[Entrées tirées d'une collection]
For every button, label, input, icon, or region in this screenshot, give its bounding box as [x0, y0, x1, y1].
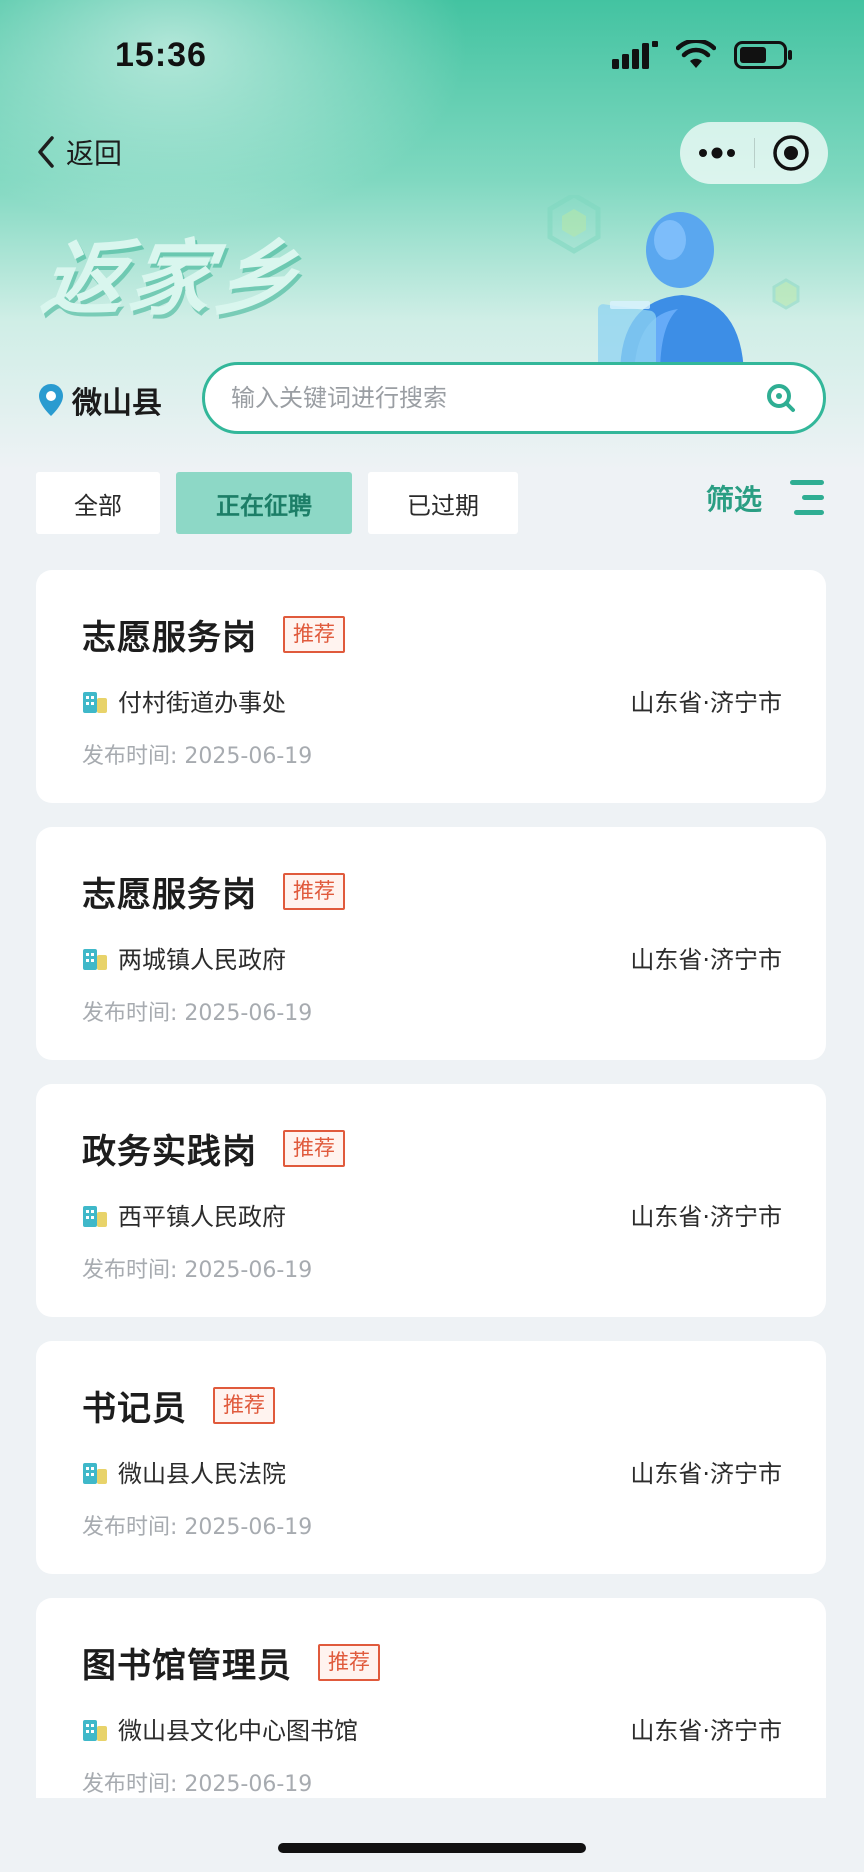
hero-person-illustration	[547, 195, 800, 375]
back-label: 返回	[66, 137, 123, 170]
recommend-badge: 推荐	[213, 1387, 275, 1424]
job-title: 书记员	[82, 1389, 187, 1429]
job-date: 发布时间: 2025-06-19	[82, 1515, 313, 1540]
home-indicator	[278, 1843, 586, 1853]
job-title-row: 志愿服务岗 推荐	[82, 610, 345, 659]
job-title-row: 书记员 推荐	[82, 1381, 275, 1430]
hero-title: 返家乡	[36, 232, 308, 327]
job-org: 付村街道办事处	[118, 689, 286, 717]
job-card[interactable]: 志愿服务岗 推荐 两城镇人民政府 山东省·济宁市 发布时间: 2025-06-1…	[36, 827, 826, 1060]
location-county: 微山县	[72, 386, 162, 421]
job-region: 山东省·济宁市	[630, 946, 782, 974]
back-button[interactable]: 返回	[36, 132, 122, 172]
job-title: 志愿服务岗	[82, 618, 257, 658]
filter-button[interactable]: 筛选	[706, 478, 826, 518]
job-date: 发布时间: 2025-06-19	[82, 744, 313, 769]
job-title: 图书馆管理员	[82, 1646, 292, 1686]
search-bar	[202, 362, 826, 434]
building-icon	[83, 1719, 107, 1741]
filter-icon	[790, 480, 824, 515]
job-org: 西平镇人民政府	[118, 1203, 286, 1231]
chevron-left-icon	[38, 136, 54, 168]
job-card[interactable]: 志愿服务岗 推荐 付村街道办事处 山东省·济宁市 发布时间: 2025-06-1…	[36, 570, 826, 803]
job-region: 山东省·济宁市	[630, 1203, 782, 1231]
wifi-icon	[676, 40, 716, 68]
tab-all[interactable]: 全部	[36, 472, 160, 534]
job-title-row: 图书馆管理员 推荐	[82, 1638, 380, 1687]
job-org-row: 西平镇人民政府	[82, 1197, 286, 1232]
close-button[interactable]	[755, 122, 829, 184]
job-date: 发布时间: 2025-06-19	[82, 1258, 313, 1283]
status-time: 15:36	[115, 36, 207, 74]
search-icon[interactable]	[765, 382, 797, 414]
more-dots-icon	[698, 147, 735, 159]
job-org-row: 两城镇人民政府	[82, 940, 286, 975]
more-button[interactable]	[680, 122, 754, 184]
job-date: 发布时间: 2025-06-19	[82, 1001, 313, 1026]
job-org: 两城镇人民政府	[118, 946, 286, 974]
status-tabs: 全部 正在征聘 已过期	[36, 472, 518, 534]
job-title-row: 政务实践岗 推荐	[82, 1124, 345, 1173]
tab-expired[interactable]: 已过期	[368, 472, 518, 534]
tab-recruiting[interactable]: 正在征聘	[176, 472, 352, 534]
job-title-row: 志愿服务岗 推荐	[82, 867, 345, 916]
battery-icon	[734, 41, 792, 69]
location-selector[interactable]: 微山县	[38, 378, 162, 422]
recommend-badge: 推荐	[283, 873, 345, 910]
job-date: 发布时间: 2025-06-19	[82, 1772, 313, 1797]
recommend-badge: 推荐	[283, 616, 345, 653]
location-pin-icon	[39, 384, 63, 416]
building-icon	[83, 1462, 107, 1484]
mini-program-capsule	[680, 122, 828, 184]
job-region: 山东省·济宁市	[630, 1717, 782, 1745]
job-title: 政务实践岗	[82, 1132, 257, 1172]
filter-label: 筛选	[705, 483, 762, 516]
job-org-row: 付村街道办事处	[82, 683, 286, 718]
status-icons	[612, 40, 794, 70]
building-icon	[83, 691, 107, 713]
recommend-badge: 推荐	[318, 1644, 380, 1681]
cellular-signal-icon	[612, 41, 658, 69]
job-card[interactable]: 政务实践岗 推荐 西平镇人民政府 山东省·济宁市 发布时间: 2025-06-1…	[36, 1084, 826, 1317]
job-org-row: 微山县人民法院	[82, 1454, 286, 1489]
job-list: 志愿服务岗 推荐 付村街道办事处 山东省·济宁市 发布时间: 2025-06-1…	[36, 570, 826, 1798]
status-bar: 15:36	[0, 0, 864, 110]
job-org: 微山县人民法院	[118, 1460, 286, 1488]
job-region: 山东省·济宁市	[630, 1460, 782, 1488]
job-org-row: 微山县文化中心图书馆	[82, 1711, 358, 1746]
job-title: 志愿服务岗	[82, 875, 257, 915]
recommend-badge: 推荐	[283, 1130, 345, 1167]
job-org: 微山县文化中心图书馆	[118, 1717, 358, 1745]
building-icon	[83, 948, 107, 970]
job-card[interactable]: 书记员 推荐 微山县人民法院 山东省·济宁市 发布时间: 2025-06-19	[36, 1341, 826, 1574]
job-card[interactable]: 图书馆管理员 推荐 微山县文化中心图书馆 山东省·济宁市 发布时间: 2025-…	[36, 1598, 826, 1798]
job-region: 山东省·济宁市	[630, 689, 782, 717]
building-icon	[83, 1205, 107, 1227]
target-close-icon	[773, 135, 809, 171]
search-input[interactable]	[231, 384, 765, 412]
---
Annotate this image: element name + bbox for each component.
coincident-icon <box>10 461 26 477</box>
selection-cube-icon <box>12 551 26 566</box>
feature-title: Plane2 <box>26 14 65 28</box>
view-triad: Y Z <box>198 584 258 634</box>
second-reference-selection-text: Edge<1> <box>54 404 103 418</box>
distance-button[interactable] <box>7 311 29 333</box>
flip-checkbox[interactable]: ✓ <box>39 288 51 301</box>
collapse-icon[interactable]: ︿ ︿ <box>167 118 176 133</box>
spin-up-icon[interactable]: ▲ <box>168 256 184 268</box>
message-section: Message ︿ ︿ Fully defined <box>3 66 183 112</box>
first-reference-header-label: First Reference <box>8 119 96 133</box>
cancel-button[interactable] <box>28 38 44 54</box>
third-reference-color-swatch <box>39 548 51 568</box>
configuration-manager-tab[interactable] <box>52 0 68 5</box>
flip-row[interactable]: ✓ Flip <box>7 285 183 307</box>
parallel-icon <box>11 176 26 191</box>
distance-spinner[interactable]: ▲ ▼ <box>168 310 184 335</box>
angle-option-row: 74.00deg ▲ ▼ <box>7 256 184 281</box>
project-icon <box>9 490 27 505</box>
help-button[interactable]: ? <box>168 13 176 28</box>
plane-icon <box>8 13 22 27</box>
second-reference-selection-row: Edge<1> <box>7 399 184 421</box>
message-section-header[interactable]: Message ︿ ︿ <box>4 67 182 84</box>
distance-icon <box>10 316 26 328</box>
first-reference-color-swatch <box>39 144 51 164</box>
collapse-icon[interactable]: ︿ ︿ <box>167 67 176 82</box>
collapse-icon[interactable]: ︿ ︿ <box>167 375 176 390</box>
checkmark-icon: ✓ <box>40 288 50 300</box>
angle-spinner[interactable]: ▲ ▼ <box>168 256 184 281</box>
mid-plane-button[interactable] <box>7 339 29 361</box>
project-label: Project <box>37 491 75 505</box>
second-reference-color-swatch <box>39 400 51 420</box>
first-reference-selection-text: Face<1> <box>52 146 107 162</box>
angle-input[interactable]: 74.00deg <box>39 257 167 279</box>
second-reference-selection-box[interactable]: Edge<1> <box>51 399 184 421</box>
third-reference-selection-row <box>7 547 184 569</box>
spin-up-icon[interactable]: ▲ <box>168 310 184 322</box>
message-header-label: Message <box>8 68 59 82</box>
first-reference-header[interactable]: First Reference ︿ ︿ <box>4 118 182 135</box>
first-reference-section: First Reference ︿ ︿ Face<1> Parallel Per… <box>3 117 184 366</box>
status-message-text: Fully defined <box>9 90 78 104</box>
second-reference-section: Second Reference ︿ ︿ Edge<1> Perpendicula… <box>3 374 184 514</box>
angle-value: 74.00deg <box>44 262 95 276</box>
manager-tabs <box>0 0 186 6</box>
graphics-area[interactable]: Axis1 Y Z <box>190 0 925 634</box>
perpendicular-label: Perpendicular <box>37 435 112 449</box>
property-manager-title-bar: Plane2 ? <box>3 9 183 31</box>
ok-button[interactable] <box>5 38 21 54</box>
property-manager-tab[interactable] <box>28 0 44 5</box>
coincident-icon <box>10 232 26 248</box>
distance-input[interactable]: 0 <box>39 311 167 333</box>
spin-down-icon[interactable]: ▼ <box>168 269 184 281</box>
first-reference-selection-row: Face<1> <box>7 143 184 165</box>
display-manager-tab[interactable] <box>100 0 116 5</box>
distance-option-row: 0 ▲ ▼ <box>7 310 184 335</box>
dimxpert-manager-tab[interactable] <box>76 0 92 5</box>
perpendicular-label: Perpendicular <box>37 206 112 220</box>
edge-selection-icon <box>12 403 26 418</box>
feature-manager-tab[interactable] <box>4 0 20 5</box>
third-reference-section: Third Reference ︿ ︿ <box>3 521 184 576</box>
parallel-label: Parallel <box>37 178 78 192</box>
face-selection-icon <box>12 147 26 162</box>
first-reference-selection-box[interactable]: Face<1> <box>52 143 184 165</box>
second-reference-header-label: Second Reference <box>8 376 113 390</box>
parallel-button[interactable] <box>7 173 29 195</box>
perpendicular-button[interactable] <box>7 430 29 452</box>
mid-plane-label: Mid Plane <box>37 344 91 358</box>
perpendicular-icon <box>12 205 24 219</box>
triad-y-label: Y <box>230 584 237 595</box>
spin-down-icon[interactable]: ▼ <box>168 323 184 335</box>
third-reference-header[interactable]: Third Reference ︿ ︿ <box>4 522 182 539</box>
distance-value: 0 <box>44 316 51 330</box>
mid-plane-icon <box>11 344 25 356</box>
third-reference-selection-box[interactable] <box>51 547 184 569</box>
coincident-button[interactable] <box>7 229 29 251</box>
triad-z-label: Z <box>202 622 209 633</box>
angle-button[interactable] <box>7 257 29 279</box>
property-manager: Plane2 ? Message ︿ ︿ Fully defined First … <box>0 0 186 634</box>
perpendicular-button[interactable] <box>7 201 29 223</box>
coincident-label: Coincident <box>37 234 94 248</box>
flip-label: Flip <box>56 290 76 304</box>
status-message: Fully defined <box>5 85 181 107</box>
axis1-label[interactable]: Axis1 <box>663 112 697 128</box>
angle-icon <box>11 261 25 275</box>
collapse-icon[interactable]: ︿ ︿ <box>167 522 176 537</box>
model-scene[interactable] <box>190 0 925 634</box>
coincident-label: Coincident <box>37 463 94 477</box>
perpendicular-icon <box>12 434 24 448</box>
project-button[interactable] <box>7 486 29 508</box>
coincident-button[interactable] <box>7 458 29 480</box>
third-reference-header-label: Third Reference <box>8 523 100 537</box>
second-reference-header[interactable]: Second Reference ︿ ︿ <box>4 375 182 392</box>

> **Tâche à réaliser**
Pourriez-vous relever, parmi les items ci-dessus, toutes les lignes qui contiennent la chaîne « 付村街道办事处 » ?

> **Réponse attendue**
job-org: 付村街道办事处	[118, 689, 286, 717]
job-card[interactable]: 志愿服务岗 推荐 付村街道办事处 山东省·济宁市 发布时间: 2025-06-1…	[36, 570, 826, 803]
job-org-row: 付村街道办事处	[82, 683, 286, 718]
job-list: 志愿服务岗 推荐 付村街道办事处 山东省·济宁市 发布时间: 2025-06-1…	[36, 570, 826, 1798]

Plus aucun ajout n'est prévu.